Part of a data file:
··········

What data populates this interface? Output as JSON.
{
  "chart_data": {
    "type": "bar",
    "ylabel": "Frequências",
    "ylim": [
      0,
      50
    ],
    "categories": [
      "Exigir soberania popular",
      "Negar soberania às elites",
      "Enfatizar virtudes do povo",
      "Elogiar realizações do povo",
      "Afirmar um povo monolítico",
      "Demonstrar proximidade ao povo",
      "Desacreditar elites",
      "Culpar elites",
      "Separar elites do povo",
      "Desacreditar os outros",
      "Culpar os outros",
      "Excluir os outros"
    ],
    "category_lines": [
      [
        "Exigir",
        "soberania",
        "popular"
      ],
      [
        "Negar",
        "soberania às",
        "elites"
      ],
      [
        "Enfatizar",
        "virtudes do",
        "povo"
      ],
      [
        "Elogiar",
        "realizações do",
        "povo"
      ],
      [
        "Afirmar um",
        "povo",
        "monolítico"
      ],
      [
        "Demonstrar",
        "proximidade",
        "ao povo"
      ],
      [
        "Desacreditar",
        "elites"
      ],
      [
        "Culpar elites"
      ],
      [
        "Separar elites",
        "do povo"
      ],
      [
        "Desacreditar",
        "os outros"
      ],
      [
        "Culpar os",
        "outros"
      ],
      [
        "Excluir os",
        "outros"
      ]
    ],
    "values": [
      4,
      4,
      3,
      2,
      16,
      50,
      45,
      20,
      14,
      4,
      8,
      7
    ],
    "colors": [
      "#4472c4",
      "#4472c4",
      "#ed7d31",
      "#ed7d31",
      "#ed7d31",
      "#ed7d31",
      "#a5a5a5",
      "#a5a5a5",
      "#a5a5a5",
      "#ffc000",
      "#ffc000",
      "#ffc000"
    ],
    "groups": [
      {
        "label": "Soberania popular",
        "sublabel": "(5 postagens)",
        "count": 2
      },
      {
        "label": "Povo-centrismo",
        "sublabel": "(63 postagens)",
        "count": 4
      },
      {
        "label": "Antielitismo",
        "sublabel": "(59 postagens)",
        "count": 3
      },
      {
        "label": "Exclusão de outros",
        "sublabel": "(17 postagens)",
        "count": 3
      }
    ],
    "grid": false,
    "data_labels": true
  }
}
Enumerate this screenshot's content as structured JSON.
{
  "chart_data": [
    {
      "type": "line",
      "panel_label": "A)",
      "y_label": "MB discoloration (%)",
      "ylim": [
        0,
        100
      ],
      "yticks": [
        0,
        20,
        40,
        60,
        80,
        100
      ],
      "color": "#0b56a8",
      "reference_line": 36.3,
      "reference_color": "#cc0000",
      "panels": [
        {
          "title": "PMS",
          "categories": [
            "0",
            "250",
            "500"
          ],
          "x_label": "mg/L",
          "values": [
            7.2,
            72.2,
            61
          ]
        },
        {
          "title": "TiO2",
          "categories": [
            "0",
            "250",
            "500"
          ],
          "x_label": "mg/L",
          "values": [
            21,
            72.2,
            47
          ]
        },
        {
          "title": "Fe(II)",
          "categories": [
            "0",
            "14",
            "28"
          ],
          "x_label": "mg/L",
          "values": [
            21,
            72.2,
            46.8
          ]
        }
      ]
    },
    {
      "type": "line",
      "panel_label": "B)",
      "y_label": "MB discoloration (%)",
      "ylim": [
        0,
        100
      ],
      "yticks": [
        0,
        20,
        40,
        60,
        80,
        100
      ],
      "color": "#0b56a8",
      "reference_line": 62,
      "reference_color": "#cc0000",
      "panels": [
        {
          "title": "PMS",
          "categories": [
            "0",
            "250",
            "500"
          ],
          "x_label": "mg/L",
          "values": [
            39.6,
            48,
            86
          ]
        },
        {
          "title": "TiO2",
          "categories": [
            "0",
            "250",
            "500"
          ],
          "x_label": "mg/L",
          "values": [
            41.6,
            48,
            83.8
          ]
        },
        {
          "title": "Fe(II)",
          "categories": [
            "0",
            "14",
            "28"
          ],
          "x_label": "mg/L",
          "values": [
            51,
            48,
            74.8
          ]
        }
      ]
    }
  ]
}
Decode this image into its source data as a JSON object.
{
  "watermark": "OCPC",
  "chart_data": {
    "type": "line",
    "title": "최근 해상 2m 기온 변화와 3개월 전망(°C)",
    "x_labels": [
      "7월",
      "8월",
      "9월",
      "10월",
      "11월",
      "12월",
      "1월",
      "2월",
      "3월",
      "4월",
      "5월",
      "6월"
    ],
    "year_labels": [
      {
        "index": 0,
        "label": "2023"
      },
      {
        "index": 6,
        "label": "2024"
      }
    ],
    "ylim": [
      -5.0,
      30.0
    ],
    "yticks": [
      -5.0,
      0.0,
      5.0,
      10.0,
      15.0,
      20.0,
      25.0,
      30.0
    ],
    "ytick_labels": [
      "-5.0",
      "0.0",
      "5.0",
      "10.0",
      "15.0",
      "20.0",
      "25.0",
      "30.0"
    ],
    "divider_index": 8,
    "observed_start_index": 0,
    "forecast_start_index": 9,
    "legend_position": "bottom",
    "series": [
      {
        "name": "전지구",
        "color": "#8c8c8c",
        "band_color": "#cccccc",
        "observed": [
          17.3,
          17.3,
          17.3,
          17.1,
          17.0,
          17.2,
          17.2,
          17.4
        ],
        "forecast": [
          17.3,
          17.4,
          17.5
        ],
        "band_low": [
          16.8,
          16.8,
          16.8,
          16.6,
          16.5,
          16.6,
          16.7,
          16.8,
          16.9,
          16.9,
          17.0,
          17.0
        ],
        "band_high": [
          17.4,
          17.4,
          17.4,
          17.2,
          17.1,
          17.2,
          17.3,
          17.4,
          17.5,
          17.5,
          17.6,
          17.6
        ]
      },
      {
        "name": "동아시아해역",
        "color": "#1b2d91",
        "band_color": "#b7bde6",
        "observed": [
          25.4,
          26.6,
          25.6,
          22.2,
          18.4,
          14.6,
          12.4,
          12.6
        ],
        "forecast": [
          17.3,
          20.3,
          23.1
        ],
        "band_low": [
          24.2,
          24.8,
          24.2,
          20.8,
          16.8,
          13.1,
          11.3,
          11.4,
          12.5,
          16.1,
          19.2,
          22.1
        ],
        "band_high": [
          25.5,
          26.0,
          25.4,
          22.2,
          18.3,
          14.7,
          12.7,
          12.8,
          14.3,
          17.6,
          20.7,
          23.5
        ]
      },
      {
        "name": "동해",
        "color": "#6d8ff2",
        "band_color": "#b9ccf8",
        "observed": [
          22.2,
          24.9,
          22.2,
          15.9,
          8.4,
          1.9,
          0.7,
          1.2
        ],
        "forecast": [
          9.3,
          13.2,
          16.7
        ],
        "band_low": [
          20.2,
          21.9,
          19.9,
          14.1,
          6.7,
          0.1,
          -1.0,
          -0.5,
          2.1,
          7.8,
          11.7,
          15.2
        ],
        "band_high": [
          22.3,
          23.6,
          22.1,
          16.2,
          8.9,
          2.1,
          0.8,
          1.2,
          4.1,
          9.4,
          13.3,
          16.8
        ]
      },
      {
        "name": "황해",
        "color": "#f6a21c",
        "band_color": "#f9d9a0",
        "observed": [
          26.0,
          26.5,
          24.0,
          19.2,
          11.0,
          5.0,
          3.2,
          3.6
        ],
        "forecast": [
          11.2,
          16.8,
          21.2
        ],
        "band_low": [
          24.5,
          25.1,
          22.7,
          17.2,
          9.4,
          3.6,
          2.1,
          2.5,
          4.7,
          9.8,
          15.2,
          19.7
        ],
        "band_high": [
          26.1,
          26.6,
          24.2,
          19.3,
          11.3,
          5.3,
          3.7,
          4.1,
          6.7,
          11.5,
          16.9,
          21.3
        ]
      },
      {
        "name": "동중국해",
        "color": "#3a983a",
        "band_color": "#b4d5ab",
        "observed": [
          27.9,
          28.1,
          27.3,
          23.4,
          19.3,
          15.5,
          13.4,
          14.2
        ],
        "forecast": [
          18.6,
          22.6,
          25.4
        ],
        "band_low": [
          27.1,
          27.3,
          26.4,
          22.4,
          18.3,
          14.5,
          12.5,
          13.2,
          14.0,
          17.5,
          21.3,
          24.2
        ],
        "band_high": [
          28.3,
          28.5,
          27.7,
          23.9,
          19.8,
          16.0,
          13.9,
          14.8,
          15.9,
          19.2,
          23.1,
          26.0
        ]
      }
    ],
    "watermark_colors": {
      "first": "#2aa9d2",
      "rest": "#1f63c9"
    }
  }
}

··········

Work required: From the entries above, collect every line with the string "proximidade" in it.

Answer to this task:
      "Demonstrar proximidade ao povo",
        "proximidade",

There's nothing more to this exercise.